>>>>

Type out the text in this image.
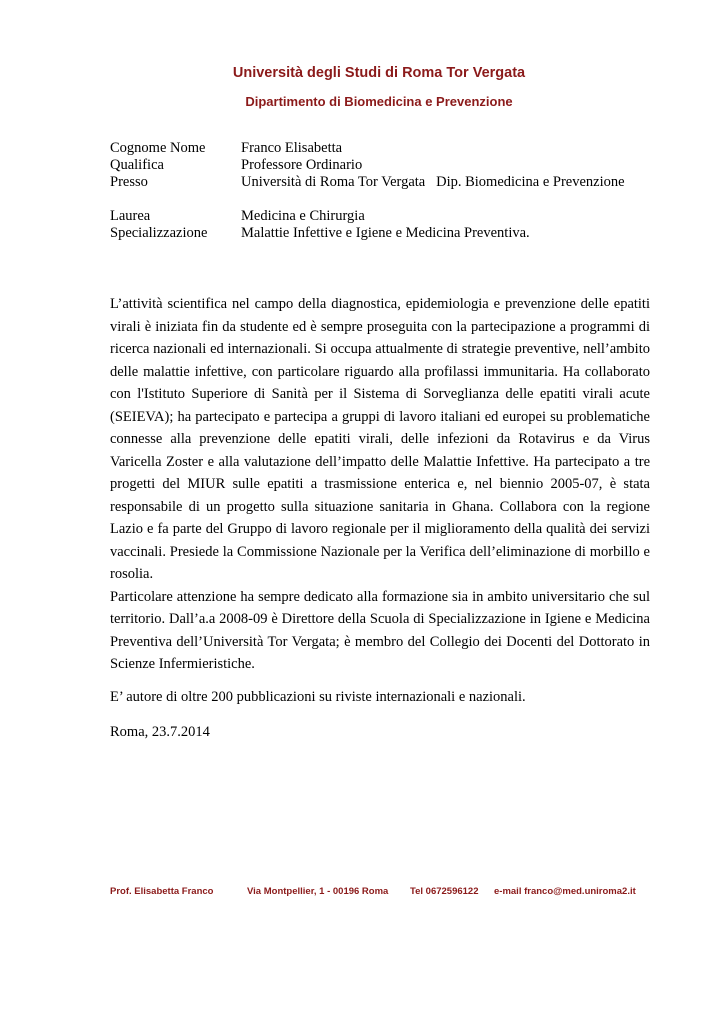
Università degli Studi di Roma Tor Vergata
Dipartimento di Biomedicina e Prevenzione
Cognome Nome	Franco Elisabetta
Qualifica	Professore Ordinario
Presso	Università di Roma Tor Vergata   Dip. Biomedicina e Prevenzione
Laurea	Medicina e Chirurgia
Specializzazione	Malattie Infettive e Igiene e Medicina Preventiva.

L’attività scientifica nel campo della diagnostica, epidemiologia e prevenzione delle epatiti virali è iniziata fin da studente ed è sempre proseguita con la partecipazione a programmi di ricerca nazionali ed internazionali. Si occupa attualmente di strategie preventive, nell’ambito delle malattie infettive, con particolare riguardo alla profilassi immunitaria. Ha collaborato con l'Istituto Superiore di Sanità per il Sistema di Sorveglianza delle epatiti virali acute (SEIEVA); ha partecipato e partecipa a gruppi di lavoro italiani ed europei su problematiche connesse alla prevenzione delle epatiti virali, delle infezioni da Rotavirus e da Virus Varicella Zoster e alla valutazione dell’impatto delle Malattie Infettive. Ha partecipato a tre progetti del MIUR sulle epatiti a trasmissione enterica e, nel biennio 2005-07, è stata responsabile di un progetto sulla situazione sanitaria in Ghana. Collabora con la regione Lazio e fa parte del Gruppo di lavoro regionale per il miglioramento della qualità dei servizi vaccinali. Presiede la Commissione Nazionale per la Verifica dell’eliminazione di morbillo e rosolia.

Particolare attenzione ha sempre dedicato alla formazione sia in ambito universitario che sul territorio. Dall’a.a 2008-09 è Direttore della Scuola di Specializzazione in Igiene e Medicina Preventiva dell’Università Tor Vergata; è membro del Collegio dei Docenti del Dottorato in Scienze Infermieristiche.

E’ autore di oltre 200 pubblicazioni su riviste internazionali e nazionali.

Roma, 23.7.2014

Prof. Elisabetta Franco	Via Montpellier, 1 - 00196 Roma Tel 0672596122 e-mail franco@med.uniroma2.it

<<<<
>>>>

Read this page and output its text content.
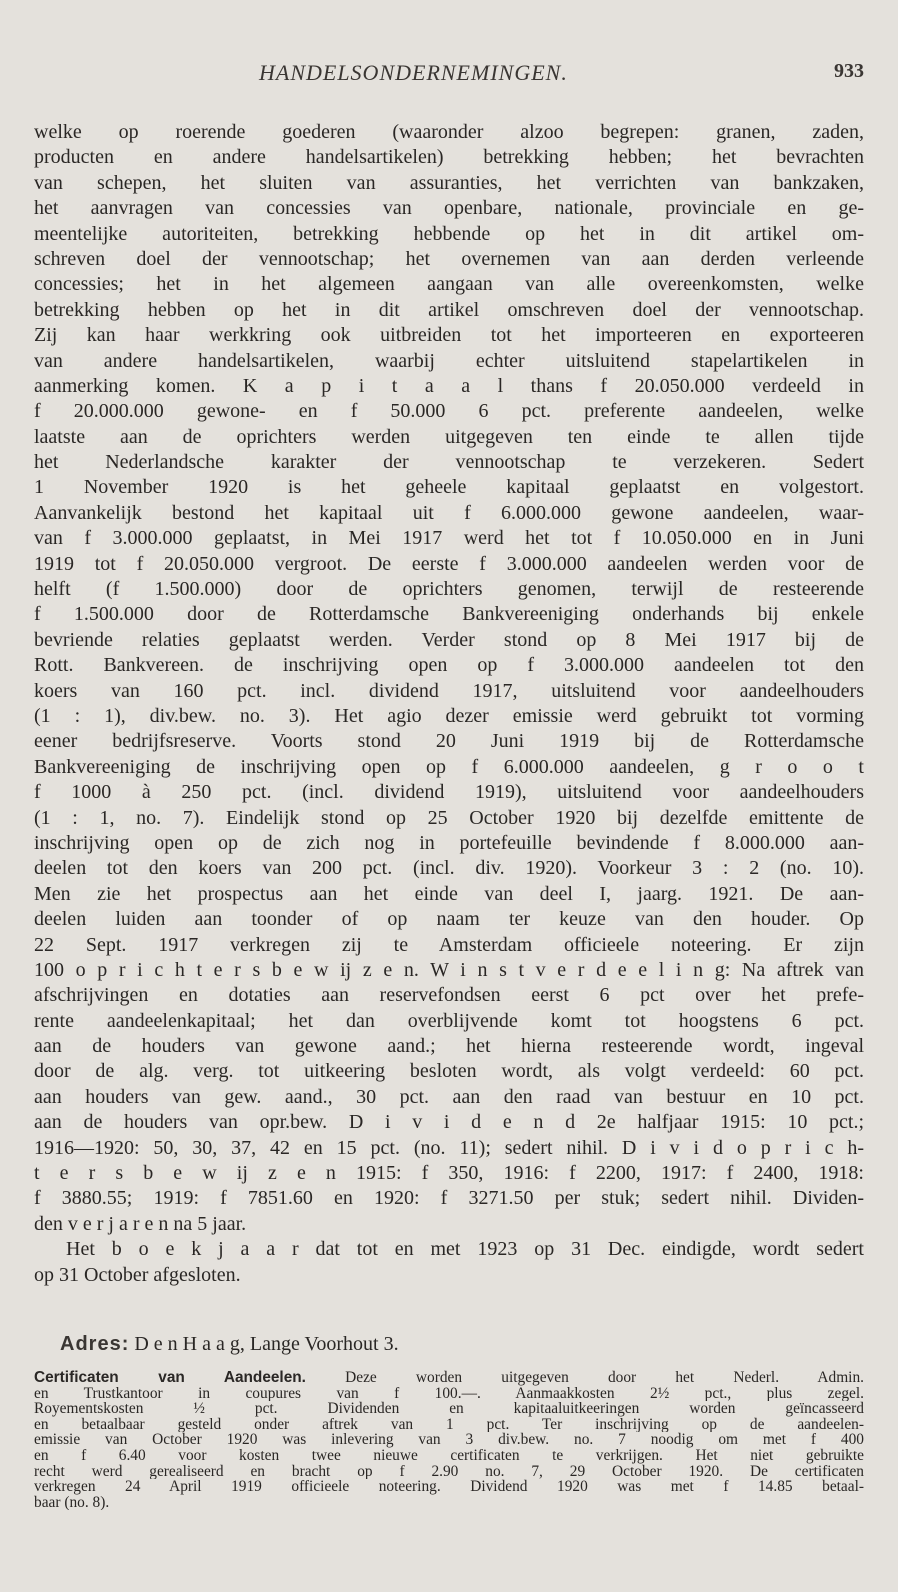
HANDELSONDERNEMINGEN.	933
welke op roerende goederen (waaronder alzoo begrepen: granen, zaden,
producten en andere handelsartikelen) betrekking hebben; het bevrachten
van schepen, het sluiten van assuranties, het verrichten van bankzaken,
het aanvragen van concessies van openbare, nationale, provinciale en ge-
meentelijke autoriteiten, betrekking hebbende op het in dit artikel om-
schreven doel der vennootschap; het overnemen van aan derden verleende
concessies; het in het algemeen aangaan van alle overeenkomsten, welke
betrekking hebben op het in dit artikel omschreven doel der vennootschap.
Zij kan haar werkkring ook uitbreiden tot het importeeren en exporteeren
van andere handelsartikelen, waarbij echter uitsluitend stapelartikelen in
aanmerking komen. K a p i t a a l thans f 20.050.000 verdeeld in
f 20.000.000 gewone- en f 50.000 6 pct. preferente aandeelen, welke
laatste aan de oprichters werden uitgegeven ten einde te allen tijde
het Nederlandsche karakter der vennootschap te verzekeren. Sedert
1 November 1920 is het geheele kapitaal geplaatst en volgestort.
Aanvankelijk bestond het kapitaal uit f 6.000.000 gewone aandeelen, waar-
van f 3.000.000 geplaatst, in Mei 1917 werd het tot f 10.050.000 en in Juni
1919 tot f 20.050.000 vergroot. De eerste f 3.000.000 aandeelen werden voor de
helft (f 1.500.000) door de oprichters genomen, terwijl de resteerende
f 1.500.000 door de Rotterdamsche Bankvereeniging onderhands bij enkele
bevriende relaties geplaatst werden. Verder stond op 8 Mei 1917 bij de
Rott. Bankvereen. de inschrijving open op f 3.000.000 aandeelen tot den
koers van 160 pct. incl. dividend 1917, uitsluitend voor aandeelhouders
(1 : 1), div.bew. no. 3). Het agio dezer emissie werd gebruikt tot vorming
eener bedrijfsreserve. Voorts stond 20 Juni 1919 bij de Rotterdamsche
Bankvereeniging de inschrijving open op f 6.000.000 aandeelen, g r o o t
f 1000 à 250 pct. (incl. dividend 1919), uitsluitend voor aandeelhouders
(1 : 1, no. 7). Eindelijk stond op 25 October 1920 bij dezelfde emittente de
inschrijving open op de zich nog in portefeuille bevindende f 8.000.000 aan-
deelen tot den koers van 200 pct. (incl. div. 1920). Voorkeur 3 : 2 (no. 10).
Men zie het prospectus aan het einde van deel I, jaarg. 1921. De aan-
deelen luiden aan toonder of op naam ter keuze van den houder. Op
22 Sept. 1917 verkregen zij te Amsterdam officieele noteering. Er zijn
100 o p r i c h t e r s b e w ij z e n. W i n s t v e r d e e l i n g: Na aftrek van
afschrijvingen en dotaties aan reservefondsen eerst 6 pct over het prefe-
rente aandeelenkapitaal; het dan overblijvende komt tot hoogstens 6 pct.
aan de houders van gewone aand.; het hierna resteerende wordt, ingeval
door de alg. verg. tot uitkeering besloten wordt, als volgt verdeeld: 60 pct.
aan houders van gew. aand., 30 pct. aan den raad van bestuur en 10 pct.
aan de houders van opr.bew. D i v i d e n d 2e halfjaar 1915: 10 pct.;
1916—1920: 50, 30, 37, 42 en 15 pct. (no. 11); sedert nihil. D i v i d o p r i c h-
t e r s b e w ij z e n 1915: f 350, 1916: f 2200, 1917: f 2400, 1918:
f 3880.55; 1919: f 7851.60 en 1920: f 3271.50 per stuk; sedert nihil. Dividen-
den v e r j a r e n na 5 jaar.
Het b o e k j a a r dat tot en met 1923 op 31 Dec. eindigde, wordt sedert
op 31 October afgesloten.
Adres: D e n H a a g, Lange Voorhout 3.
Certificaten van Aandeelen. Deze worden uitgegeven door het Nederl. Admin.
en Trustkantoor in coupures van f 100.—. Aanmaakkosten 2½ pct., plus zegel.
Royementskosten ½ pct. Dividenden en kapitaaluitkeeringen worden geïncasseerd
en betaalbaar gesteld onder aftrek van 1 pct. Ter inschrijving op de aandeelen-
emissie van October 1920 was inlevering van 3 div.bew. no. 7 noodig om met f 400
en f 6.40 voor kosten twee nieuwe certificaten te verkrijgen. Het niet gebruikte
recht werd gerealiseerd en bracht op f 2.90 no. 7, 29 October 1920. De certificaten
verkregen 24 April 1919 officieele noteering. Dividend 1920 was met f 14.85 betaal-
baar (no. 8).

<<<<
>>>>

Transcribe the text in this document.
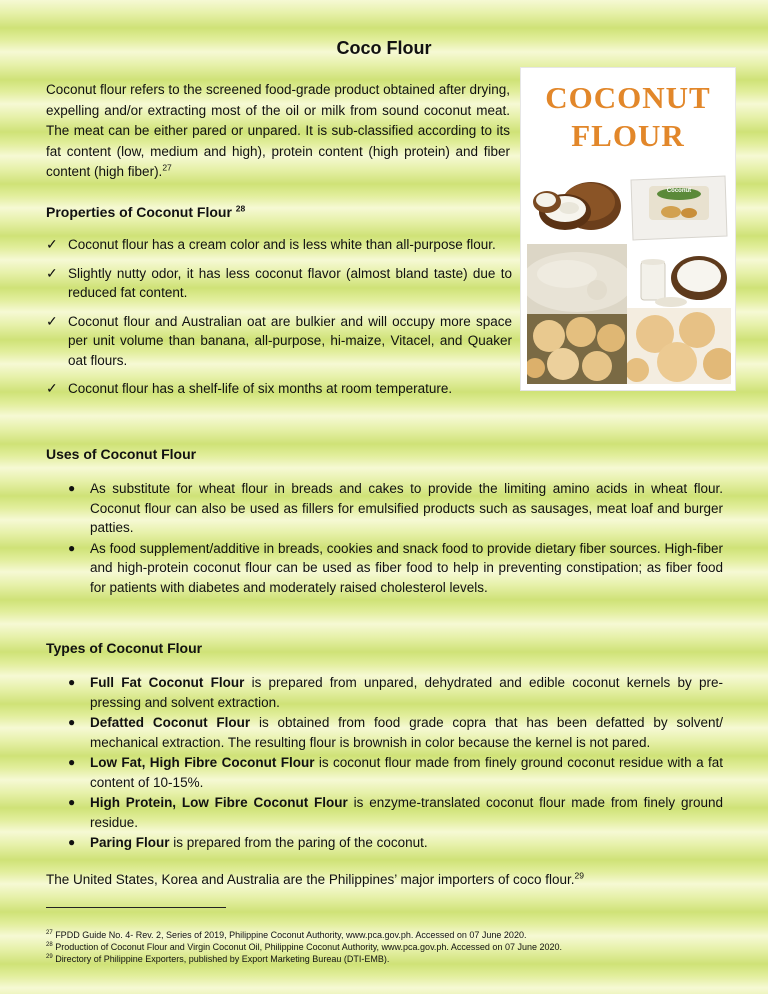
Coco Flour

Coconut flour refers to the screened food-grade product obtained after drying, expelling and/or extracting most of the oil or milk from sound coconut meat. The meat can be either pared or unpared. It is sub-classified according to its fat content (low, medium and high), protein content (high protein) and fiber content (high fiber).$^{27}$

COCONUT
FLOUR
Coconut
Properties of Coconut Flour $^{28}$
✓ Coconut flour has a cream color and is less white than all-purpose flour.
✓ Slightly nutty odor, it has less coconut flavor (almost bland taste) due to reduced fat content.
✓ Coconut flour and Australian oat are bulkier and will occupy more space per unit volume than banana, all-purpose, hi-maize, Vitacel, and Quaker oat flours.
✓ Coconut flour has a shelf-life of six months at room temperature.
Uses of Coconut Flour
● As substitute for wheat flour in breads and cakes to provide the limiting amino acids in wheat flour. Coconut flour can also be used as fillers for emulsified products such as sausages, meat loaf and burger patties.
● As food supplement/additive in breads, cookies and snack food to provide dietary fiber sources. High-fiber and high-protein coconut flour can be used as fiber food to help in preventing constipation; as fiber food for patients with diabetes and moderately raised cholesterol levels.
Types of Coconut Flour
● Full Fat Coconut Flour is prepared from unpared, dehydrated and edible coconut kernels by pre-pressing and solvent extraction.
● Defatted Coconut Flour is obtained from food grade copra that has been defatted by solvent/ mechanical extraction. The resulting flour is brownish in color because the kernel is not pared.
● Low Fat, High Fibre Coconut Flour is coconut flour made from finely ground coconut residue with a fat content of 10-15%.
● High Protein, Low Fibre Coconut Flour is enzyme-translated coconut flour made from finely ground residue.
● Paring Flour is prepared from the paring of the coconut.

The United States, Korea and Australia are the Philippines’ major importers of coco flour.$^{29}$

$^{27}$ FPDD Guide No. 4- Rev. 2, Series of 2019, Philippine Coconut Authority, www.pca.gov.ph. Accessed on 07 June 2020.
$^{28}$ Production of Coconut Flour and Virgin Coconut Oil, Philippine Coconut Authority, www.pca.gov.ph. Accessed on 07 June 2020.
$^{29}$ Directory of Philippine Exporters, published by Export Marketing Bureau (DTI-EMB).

<<<<

● The task:
From the entries, report each line that includes the word "finely".

● Your solution:
● Low Fat, High Fibre Coconut Flour is coconut flour made from finely ground coconut residue with a fat content of 10-15%.
● High Protein, Low Fibre Coconut Flour is enzyme-translated coconut flour made from finely ground residue.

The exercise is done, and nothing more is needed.